— GIVEN TASK —
Print all of the lines exactly. Any picture among them stays out.

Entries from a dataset
═══
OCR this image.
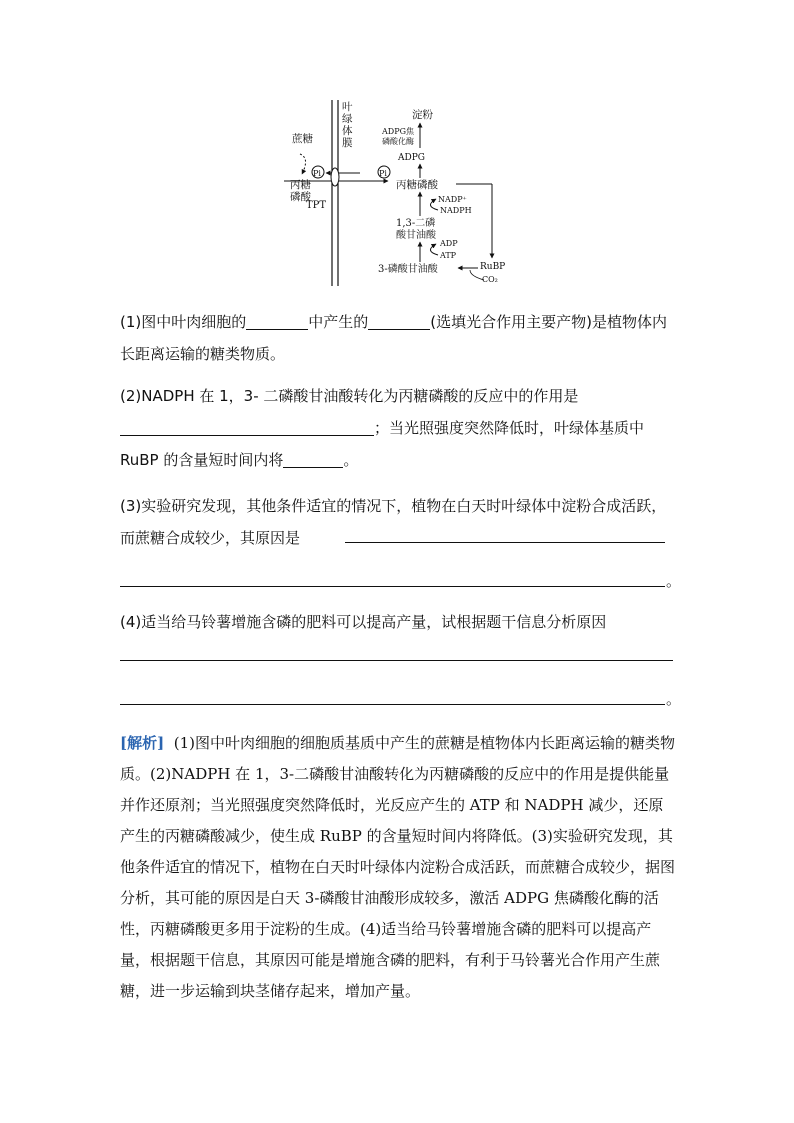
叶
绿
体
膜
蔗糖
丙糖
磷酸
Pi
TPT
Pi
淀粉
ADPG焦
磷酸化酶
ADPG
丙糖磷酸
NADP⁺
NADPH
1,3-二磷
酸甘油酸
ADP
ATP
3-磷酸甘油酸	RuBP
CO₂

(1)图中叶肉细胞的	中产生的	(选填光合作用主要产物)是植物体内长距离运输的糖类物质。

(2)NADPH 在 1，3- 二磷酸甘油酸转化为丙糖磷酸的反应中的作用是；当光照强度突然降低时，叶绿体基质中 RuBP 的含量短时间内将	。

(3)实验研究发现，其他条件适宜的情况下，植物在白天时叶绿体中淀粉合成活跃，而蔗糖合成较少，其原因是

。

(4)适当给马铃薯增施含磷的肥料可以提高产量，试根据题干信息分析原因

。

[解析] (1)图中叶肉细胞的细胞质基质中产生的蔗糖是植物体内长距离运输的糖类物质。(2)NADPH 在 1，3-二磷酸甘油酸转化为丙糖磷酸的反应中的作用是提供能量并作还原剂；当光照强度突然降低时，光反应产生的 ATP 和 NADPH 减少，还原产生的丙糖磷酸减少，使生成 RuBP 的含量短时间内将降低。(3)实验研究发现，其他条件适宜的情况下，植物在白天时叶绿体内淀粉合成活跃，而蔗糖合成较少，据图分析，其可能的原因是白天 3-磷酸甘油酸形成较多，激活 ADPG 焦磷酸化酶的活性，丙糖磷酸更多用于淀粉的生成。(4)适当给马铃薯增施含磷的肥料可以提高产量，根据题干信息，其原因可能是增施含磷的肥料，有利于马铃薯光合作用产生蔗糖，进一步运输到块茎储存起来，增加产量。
═══
— ANSWER TO THIS EXERCISE —
OCR this image.
叶
绿
体
膜
蔗糖
丙糖
磷酸
Pi
TPT
Pi
淀粉
ADPG焦
磷酸化酶
ADPG
丙糖磷酸
NADP⁺
NADPH
1,3-二磷
酸甘油酸
ADP
ATP
3-磷酸甘油酸	RuBP
CO₂

(1)图中叶肉细胞的	中产生的	(选填光合作用主要产物)是植物体内长距离运输的糖类物质。

(2)NADPH 在 1，3- 二磷酸甘油酸转化为丙糖磷酸的反应中的作用是；当光照强度突然降低时，叶绿体基质中 RuBP 的含量短时间内将	。

(3)实验研究发现，其他条件适宜的情况下，植物在白天时叶绿体中淀粉合成活跃，而蔗糖合成较少，其原因是

。

(4)适当给马铃薯增施含磷的肥料可以提高产量，试根据题干信息分析原因

。

[解析] (1)图中叶肉细胞的细胞质基质中产生的蔗糖是植物体内长距离运输的糖类物质。(2)NADPH 在 1，3-二磷酸甘油酸转化为丙糖磷酸的反应中的作用是提供能量并作还原剂；当光照强度突然降低时，光反应产生的 ATP 和 NADPH 减少，还原产生的丙糖磷酸减少，使生成 RuBP 的含量短时间内将降低。(3)实验研究发现，其他条件适宜的情况下，植物在白天时叶绿体内淀粉合成活跃，而蔗糖合成较少，据图分析，其可能的原因是白天 3-磷酸甘油酸形成较多，激活 ADPG 焦磷酸化酶的活性，丙糖磷酸更多用于淀粉的生成。(4)适当给马铃薯增施含磷的肥料可以提高产量，根据题干信息，其原因可能是增施含磷的肥料，有利于马铃薯光合作用产生蔗糖，进一步运输到块茎储存起来，增加产量。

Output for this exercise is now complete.